**PROBLEM DESCRIPTION**.
Return all the data below as it stands, minus the pictures.

**MATERIAL SUPPLIED**.
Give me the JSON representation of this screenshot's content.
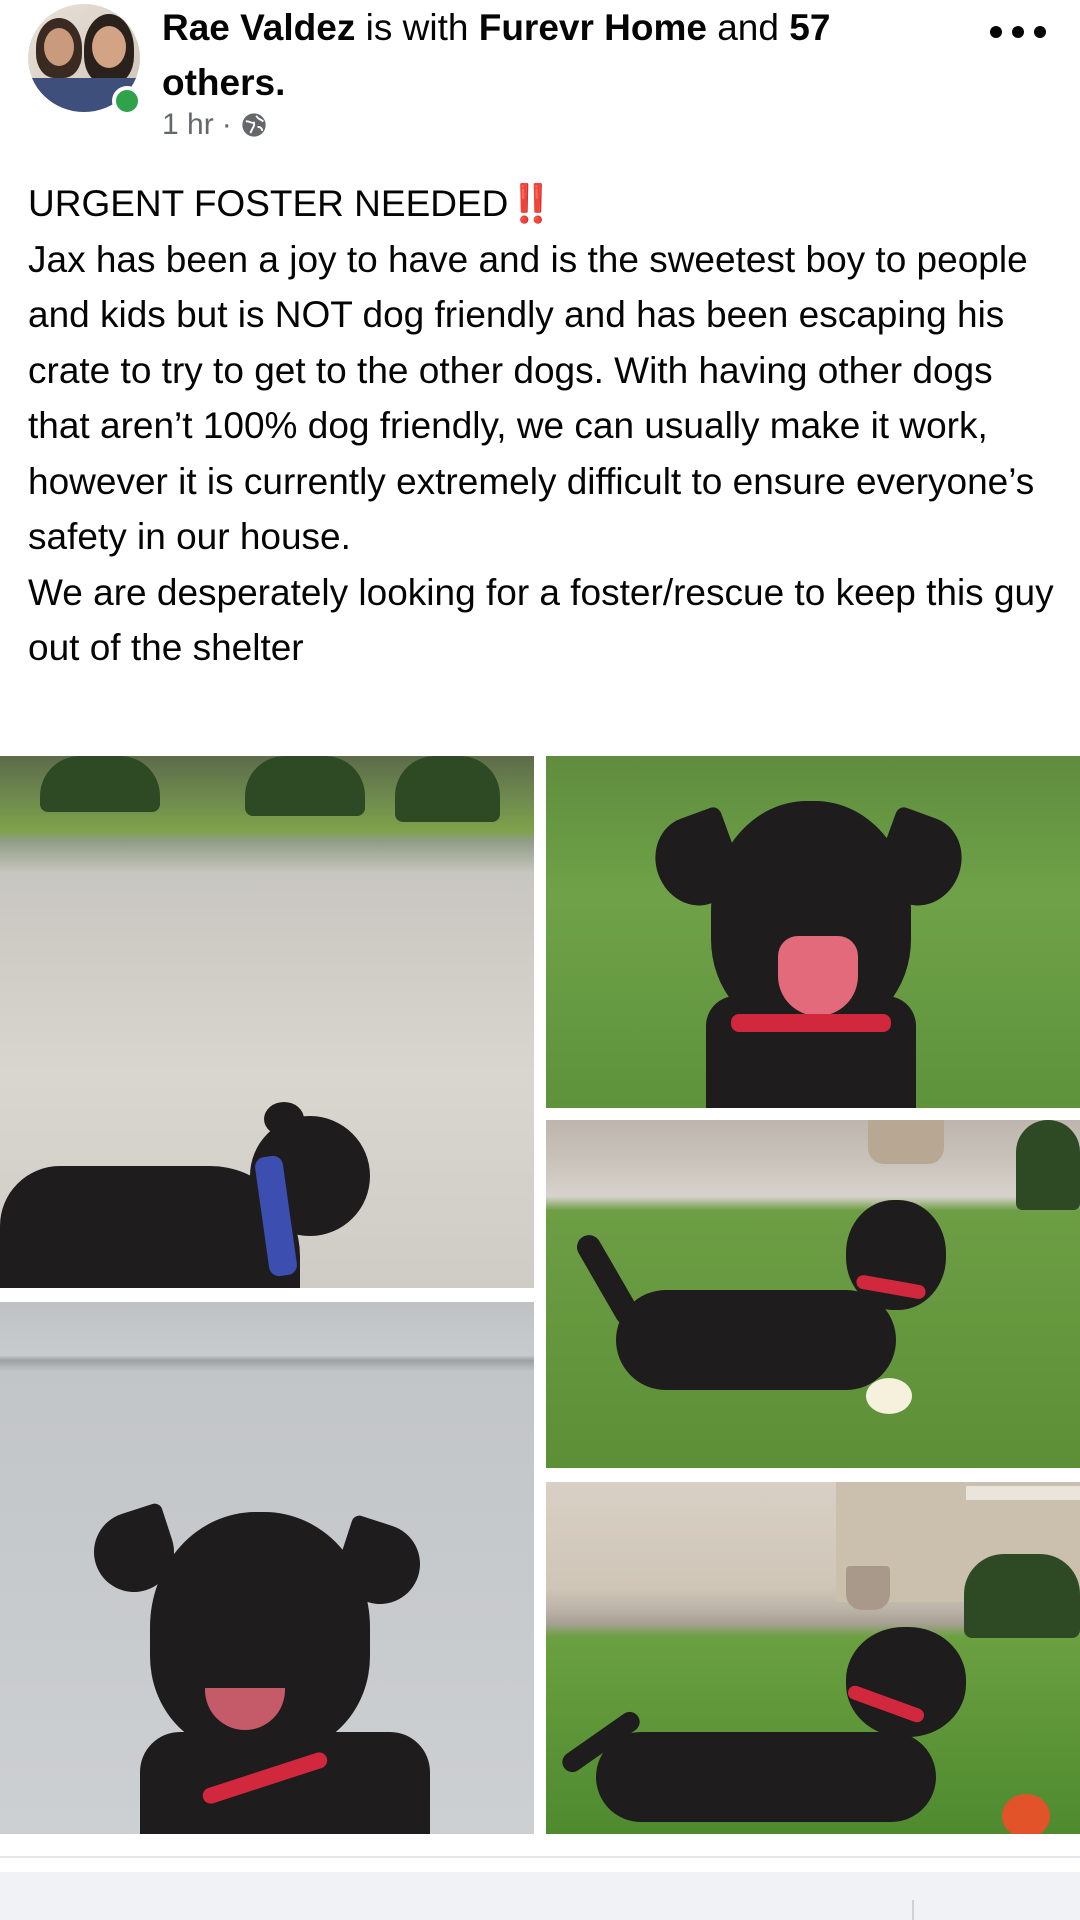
{
  "post": {
    "author_name": "Rae Valdez",
    "is_with": "is with",
    "tagged_page": "Furevr Home",
    "and": "and",
    "others_count": "57",
    "others_label": "others.",
    "timestamp": "1 hr",
    "separator": "·",
    "privacy_icon": "globe-icon",
    "more_icon": "more-options-icon",
    "online_status_color": "#31a24c",
    "body": {
      "headline": "URGENT FOSTER NEEDED",
      "headline_emoji": "‼️",
      "paragraph_1": "Jax has been a joy to have and is the sweetest boy to people and kids but is NOT dog friendly and has been escaping his crate to try to get to the other dogs. With having other dogs that aren’t 100% dog friendly, we can usually make it work, however it is currently extremely difficult to ensure everyone’s safety in our house.",
      "paragraph_2": "We are desperately looking for a foster/rescue to keep this guy out of the shelter"
    },
    "photos_count": 5
  }
}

**TASK RESULT**.
Give me the JSON representation of this screenshot's content.
{
  "post": {
    "author_name": "Rae Valdez",
    "is_with": "is with",
    "tagged_page": "Furevr Home",
    "and": "and",
    "others_count": "57",
    "others_label": "others.",
    "timestamp": "1 hr",
    "separator": "·",
    "privacy_icon": "globe-icon",
    "more_icon": "more-options-icon",
    "online_status_color": "#31a24c",
    "body": {
      "headline": "URGENT FOSTER NEEDED",
      "headline_emoji": "‼️",
      "paragraph_1": "Jax has been a joy to have and is the sweetest boy to people and kids but is NOT dog friendly and has been escaping his crate to try to get to the other dogs. With having other dogs that aren’t 100% dog friendly, we can usually make it work, however it is currently extremely difficult to ensure everyone’s safety in our house.",
      "paragraph_2": "We are desperately looking for a foster/rescue to keep this guy out of the shelter"
    },
    "photos_count": 5
  }
}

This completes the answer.